Figure record listings:
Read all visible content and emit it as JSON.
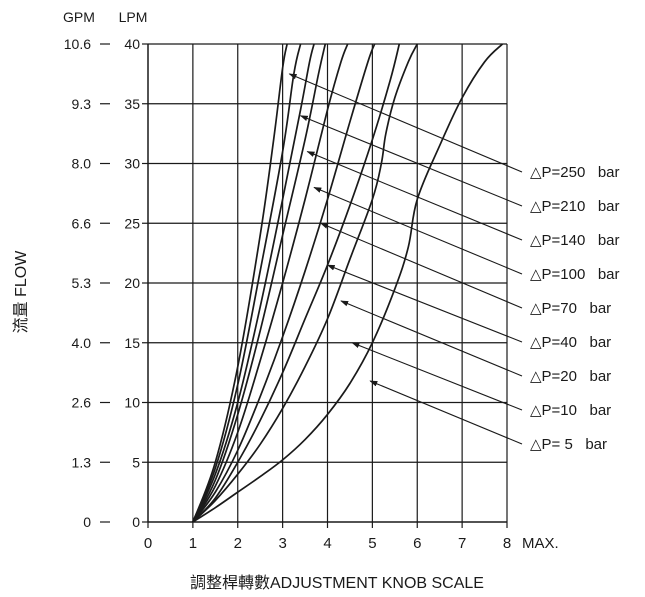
{
  "chart_data": {
    "type": "line",
    "title": "",
    "xlabel": "調整桿轉數ADJUSTMENT KNOB SCALE",
    "ylabel": "流量 FLOW",
    "y_unit_left": "GPM",
    "y_unit_right": "LPM",
    "xlim": [
      0,
      8
    ],
    "ylim": [
      0,
      40
    ],
    "x_ticks": [
      "0",
      "1",
      "2",
      "3",
      "4",
      "5",
      "6",
      "7",
      "8"
    ],
    "x_max_label": "MAX.",
    "y_ticks_lpm": [
      "0",
      "5",
      "10",
      "15",
      "20",
      "25",
      "30",
      "35",
      "40"
    ],
    "y_ticks_gpm": [
      "0",
      "1.3",
      "2.6",
      "4.0",
      "5.3",
      "6.6",
      "8.0",
      "9.3",
      "10.6"
    ],
    "grid": true,
    "legend_placement": "right, with leader arrows",
    "series": [
      {
        "name": "△P=250   bar",
        "x": [
          1,
          1.5,
          2,
          2.5,
          2.8,
          3.0,
          3.1
        ],
        "y": [
          0,
          5,
          13,
          24,
          32,
          38,
          40
        ]
      },
      {
        "name": "△P=210   bar",
        "x": [
          1,
          1.5,
          2,
          2.5,
          3.0,
          3.25,
          3.4
        ],
        "y": [
          0,
          4.5,
          11.5,
          21,
          31,
          37.5,
          40
        ]
      },
      {
        "name": "△P=140   bar",
        "x": [
          1,
          1.5,
          2,
          2.5,
          3.0,
          3.4,
          3.6,
          3.7
        ],
        "y": [
          0,
          4,
          10,
          18,
          27,
          34.5,
          38.5,
          40
        ]
      },
      {
        "name": "△P=100   bar",
        "x": [
          1,
          1.5,
          2,
          2.5,
          3.0,
          3.5,
          3.8,
          3.95
        ],
        "y": [
          0,
          3.5,
          9,
          16,
          24,
          32,
          37.5,
          40
        ]
      },
      {
        "name": "△P=70   bar",
        "x": [
          1,
          1.5,
          2,
          2.5,
          3.0,
          3.5,
          4.0,
          4.3,
          4.45
        ],
        "y": [
          0,
          3,
          7.5,
          13.5,
          20,
          27,
          34.5,
          38.5,
          40
        ]
      },
      {
        "name": "△P=40   bar",
        "x": [
          1,
          1.5,
          2,
          2.5,
          3.0,
          3.5,
          4.0,
          4.5,
          4.9,
          5.05
        ],
        "y": [
          0,
          2.5,
          6,
          10.5,
          15.5,
          21,
          27,
          33.5,
          38.5,
          40
        ]
      },
      {
        "name": "△P=20   bar",
        "x": [
          1,
          1.5,
          2,
          2.5,
          3.0,
          3.5,
          4.0,
          4.5,
          5.0,
          5.4,
          5.6
        ],
        "y": [
          0,
          2,
          5,
          8.5,
          12.5,
          17,
          21.5,
          26.5,
          32,
          37,
          40
        ]
      },
      {
        "name": "△P=10   bar",
        "x": [
          1,
          1.5,
          2,
          2.5,
          3.0,
          3.5,
          4.0,
          4.5,
          5.0,
          5.2,
          5.3,
          5.5,
          5.8,
          6.0
        ],
        "y": [
          0,
          1.8,
          4,
          6.5,
          9.5,
          13,
          17,
          22,
          27,
          30,
          32.5,
          35.5,
          38.5,
          40
        ]
      },
      {
        "name": "△P= 5   bar",
        "x": [
          1,
          1.5,
          2,
          2.5,
          3.0,
          3.5,
          4.0,
          4.5,
          5.0,
          5.5,
          5.8,
          6.0,
          6.5,
          7.0,
          7.5,
          7.9
        ],
        "y": [
          0,
          1.2,
          2.5,
          3.8,
          5.2,
          6.9,
          9.0,
          11.6,
          15.0,
          19.5,
          23.0,
          27.0,
          31.5,
          35.5,
          38.5,
          40
        ]
      }
    ],
    "arrow_points": [
      {
        "x": 3.15,
        "y": 37.5
      },
      {
        "x": 3.4,
        "y": 34
      },
      {
        "x": 3.55,
        "y": 31
      },
      {
        "x": 3.7,
        "y": 28
      },
      {
        "x": 3.85,
        "y": 25
      },
      {
        "x": 4.0,
        "y": 21.5
      },
      {
        "x": 4.3,
        "y": 18.5
      },
      {
        "x": 4.55,
        "y": 15
      },
      {
        "x": 4.95,
        "y": 11.8
      }
    ]
  }
}
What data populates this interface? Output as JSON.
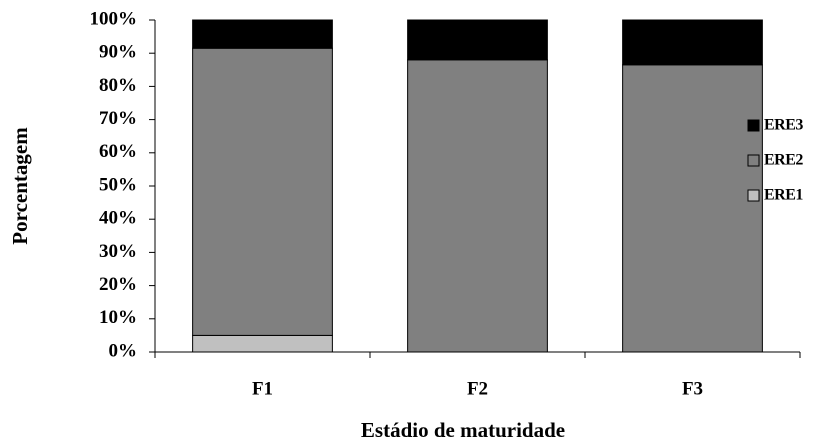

● **Given instruction**
Without the pictures, repeat all the records word for word.

● **Exercise answer**
Read all visible content and emit it as JSON.
{
  "chart_data": {
    "type": "line",
    "title": "",
    "xlabel": "調整桿轉數ADJUSTMENT KNOB SCALE",
    "ylabel": "流量 FLOW",
    "y_unit_left": "GPM",
    "y_unit_right": "LPM",
    "xlim": [
      0,
      8
    ],
    "ylim": [
      0,
      40
    ],
    "x_ticks": [
      "0",
      "1",
      "2",
      "3",
      "4",
      "5",
      "6",
      "7",
      "8"
    ],
    "x_max_label": "MAX.",
    "y_ticks_lpm": [
      "0",
      "5",
      "10",
      "15",
      "20",
      "25",
      "30",
      "35",
      "40"
    ],
    "y_ticks_gpm": [
      "0",
      "1.3",
      "2.6",
      "4.0",
      "5.3",
      "6.6",
      "8.0",
      "9.3",
      "10.6"
    ],
    "grid": true,
    "legend_placement": "right, with leader arrows",
    "series": [
      {
        "name": "△P=250   bar",
        "x": [
          1,
          1.5,
          2,
          2.5,
          2.8,
          3.0,
          3.1
        ],
        "y": [
          0,
          5,
          13,
          24,
          32,
          38,
          40
        ]
      },
      {
        "name": "△P=210   bar",
        "x": [
          1,
          1.5,
          2,
          2.5,
          3.0,
          3.25,
          3.4
        ],
        "y": [
          0,
          4.5,
          11.5,
          21,
          31,
          37.5,
          40
        ]
      },
      {
        "name": "△P=140   bar",
        "x": [
          1,
          1.5,
          2,
          2.5,
          3.0,
          3.4,
          3.6,
          3.7
        ],
        "y": [
          0,
          4,
          10,
          18,
          27,
          34.5,
          38.5,
          40
        ]
      },
      {
        "name": "△P=100   bar",
        "x": [
          1,
          1.5,
          2,
          2.5,
          3.0,
          3.5,
          3.8,
          3.95
        ],
        "y": [
          0,
          3.5,
          9,
          16,
          24,
          32,
          37.5,
          40
        ]
      },
      {
        "name": "△P=70   bar",
        "x": [
          1,
          1.5,
          2,
          2.5,
          3.0,
          3.5,
          4.0,
          4.3,
          4.45
        ],
        "y": [
          0,
          3,
          7.5,
          13.5,
          20,
          27,
          34.5,
          38.5,
          40
        ]
      },
      {
        "name": "△P=40   bar",
        "x": [
          1,
          1.5,
          2,
          2.5,
          3.0,
          3.5,
          4.0,
          4.5,
          4.9,
          5.05
        ],
        "y": [
          0,
          2.5,
          6,
          10.5,
          15.5,
          21,
          27,
          33.5,
          38.5,
          40
        ]
      },
      {
        "name": "△P=20   bar",
        "x": [
          1,
          1.5,
          2,
          2.5,
          3.0,
          3.5,
          4.0,
          4.5,
          5.0,
          5.4,
          5.6
        ],
        "y": [
          0,
          2,
          5,
          8.5,
          12.5,
          17,
          21.5,
          26.5,
          32,
          37,
          40
        ]
      },
      {
        "name": "△P=10   bar",
        "x": [
          1,
          1.5,
          2,
          2.5,
          3.0,
          3.5,
          4.0,
          4.5,
          5.0,
          5.2,
          5.3,
          5.5,
          5.8,
          6.0
        ],
        "y": [
          0,
          1.8,
          4,
          6.5,
          9.5,
          13,
          17,
          22,
          27,
          30,
          32.5,
          35.5,
          38.5,
          40
        ]
      },
      {
        "name": "△P= 5   bar",
        "x": [
          1,
          1.5,
          2,
          2.5,
          3.0,
          3.5,
          4.0,
          4.5,
          5.0,
          5.5,
          5.8,
          6.0,
          6.5,
          7.0,
          7.5,
          7.9
        ],
        "y": [
          0,
          1.2,
          2.5,
          3.8,
          5.2,
          6.9,
          9.0,
          11.6,
          15.0,
          19.5,
          23.0,
          27.0,
          31.5,
          35.5,
          38.5,
          40
        ]
      }
    ],
    "arrow_points": [
      {
        "x": 3.15,
        "y": 37.5
      },
      {
        "x": 3.4,
        "y": 34
      },
      {
        "x": 3.55,
        "y": 31
      },
      {
        "x": 3.7,
        "y": 28
      },
      {
        "x": 3.85,
        "y": 25
      },
      {
        "x": 4.0,
        "y": 21.5
      },
      {
        "x": 4.3,
        "y": 18.5
      },
      {
        "x": 4.55,
        "y": 15
      },
      {
        "x": 4.95,
        "y": 11.8
      }
    ]
  }
}
What data populates this interface? Output as JSON.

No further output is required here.